— Task —
An exact copy of the records is required, minus the pictures they hold.

▼▼▼

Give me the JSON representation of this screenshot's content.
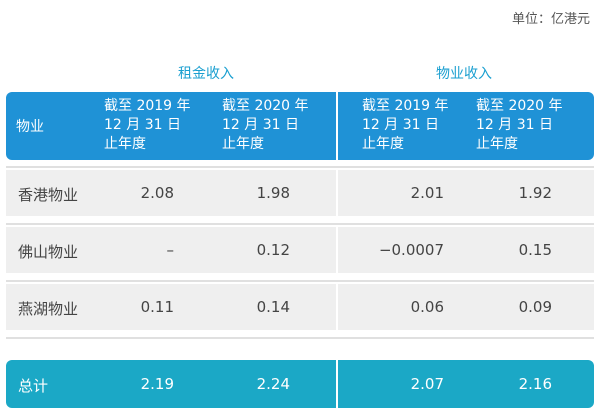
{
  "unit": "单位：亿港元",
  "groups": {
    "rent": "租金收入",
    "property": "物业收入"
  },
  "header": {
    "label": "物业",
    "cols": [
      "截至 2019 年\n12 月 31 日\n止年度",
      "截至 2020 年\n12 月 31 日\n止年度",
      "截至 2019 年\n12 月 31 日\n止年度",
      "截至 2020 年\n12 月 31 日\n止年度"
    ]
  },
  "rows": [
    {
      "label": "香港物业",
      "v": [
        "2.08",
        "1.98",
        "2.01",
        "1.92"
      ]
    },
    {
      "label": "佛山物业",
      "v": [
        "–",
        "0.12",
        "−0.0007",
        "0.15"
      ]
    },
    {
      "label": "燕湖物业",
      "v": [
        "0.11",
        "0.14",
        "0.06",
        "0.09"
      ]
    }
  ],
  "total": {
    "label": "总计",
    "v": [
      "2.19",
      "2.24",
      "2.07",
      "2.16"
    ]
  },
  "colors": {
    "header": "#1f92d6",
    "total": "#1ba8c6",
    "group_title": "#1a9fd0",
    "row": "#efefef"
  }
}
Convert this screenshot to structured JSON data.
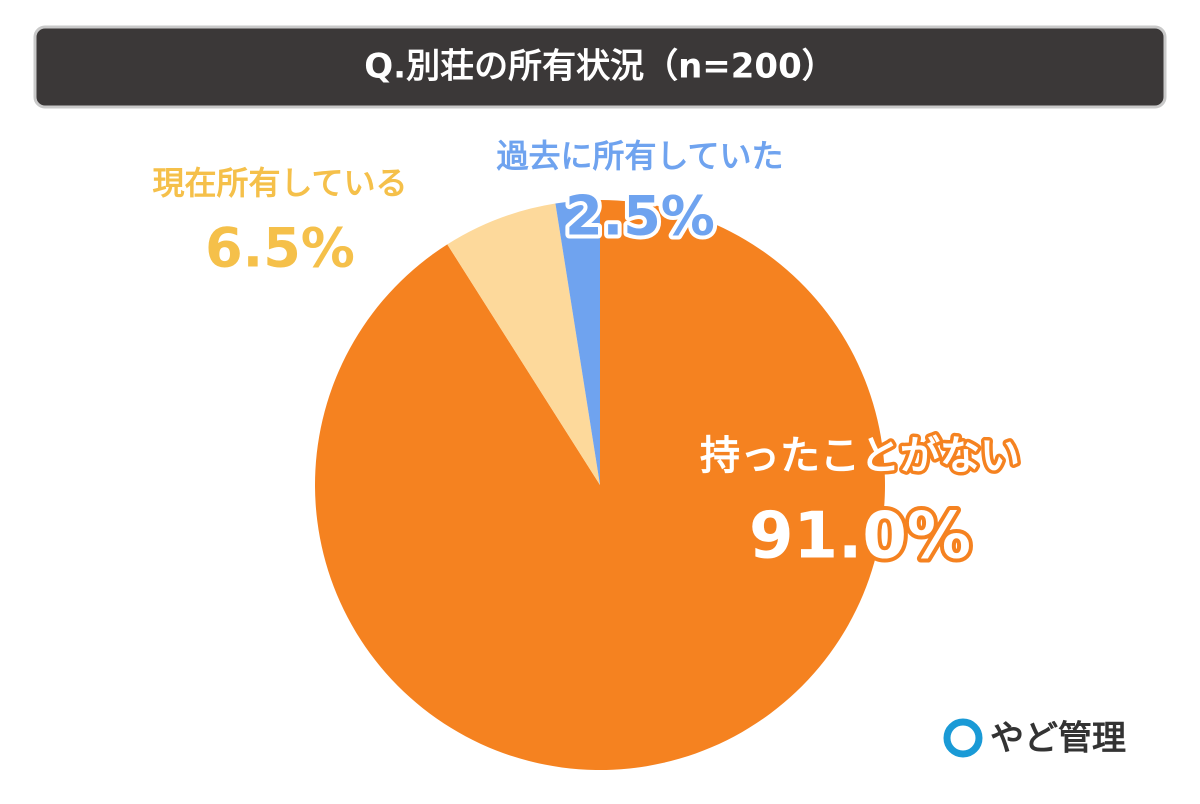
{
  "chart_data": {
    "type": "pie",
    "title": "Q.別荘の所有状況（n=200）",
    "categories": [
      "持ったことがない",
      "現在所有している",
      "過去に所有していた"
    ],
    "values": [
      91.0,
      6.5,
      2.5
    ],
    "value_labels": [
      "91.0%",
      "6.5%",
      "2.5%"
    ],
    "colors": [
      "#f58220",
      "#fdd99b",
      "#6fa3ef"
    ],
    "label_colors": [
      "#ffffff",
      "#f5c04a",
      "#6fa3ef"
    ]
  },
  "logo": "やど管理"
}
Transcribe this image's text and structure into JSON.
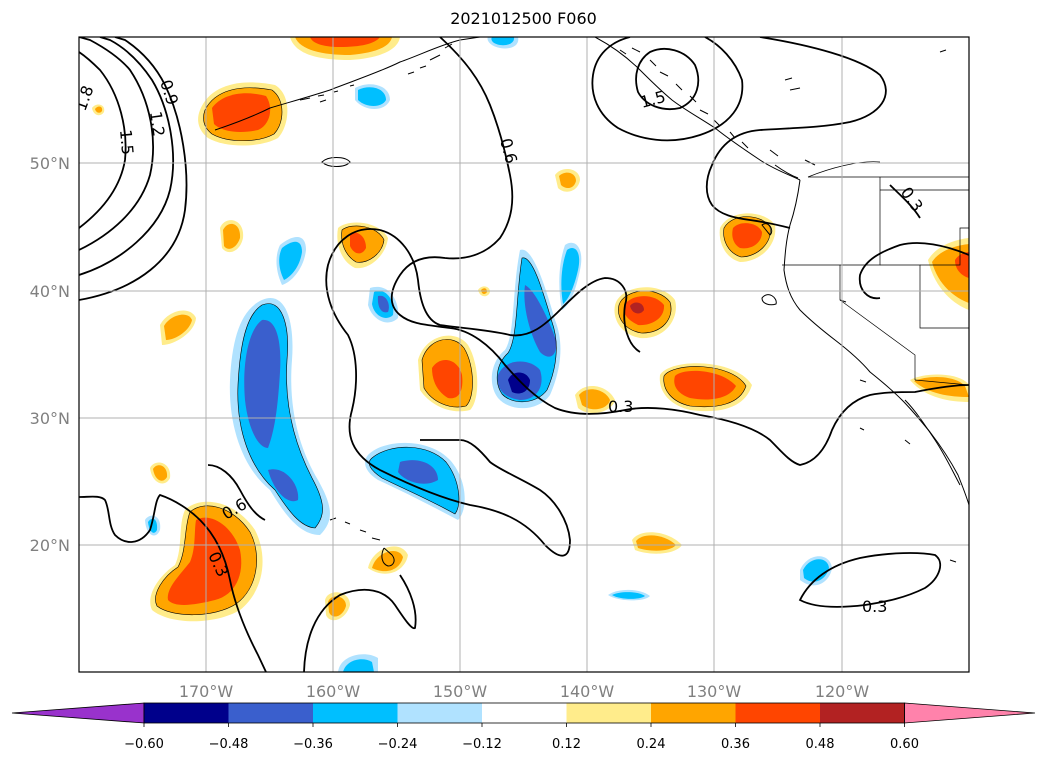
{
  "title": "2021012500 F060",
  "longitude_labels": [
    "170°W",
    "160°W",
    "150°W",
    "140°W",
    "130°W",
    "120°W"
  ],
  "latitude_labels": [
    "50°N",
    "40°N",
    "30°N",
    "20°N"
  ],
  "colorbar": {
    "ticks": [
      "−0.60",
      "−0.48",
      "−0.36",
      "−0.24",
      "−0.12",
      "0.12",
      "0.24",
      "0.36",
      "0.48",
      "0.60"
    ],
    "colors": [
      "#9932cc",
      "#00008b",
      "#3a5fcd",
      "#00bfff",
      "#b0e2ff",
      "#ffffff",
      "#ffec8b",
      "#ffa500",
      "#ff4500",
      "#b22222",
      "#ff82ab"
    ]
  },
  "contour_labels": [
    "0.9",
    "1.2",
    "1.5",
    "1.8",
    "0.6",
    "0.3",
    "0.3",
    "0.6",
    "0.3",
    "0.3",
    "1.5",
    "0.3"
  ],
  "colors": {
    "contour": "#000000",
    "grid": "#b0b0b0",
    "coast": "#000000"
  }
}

▲▲▲

— The result —
Give me the JSON representation of this screenshot's content.
{
  "unit": "单位：亿港元",
  "groups": {
    "rent": "租金收入",
    "property": "物业收入"
  },
  "header": {
    "label": "物业",
    "cols": [
      "截至 2019 年\n12 月 31 日\n止年度",
      "截至 2020 年\n12 月 31 日\n止年度",
      "截至 2019 年\n12 月 31 日\n止年度",
      "截至 2020 年\n12 月 31 日\n止年度"
    ]
  },
  "rows": [
    {
      "label": "香港物业",
      "v": [
        "2.08",
        "1.98",
        "2.01",
        "1.92"
      ]
    },
    {
      "label": "佛山物业",
      "v": [
        "–",
        "0.12",
        "−0.0007",
        "0.15"
      ]
    },
    {
      "label": "燕湖物业",
      "v": [
        "0.11",
        "0.14",
        "0.06",
        "0.09"
      ]
    }
  ],
  "total": {
    "label": "总计",
    "v": [
      "2.19",
      "2.24",
      "2.07",
      "2.16"
    ]
  },
  "colors": {
    "header": "#1f92d6",
    "total": "#1ba8c6",
    "group_title": "#1a9fd0",
    "row": "#efefef"
  }
}
Convert this screenshot to structured JSON data.
{
  "chart_data": {
    "type": "pie",
    "title": "Q.別荘の所有状況（n=200）",
    "categories": [
      "持ったことがない",
      "現在所有している",
      "過去に所有していた"
    ],
    "values": [
      91.0,
      6.5,
      2.5
    ],
    "value_labels": [
      "91.0%",
      "6.5%",
      "2.5%"
    ],
    "colors": [
      "#f58220",
      "#fdd99b",
      "#6fa3ef"
    ],
    "label_colors": [
      "#ffffff",
      "#f5c04a",
      "#6fa3ef"
    ]
  },
  "logo": "やど管理"
}
Transcribe this image's text and structure into JSON.
{
  "title": "2021012500 F060",
  "longitude_labels": [
    "170°W",
    "160°W",
    "150°W",
    "140°W",
    "130°W",
    "120°W"
  ],
  "latitude_labels": [
    "50°N",
    "40°N",
    "30°N",
    "20°N"
  ],
  "colorbar": {
    "ticks": [
      "−0.60",
      "−0.48",
      "−0.36",
      "−0.24",
      "−0.12",
      "0.12",
      "0.24",
      "0.36",
      "0.48",
      "0.60"
    ],
    "colors": [
      "#9932cc",
      "#00008b",
      "#3a5fcd",
      "#00bfff",
      "#b0e2ff",
      "#ffffff",
      "#ffec8b",
      "#ffa500",
      "#ff4500",
      "#b22222",
      "#ff82ab"
    ]
  },
  "contour_labels": [
    "0.9",
    "1.2",
    "1.5",
    "1.8",
    "0.6",
    "0.3",
    "0.3",
    "0.6",
    "0.3",
    "0.3",
    "1.5",
    "0.3"
  ],
  "colors": {
    "contour": "#000000",
    "grid": "#b0b0b0",
    "coast": "#000000"
  }
}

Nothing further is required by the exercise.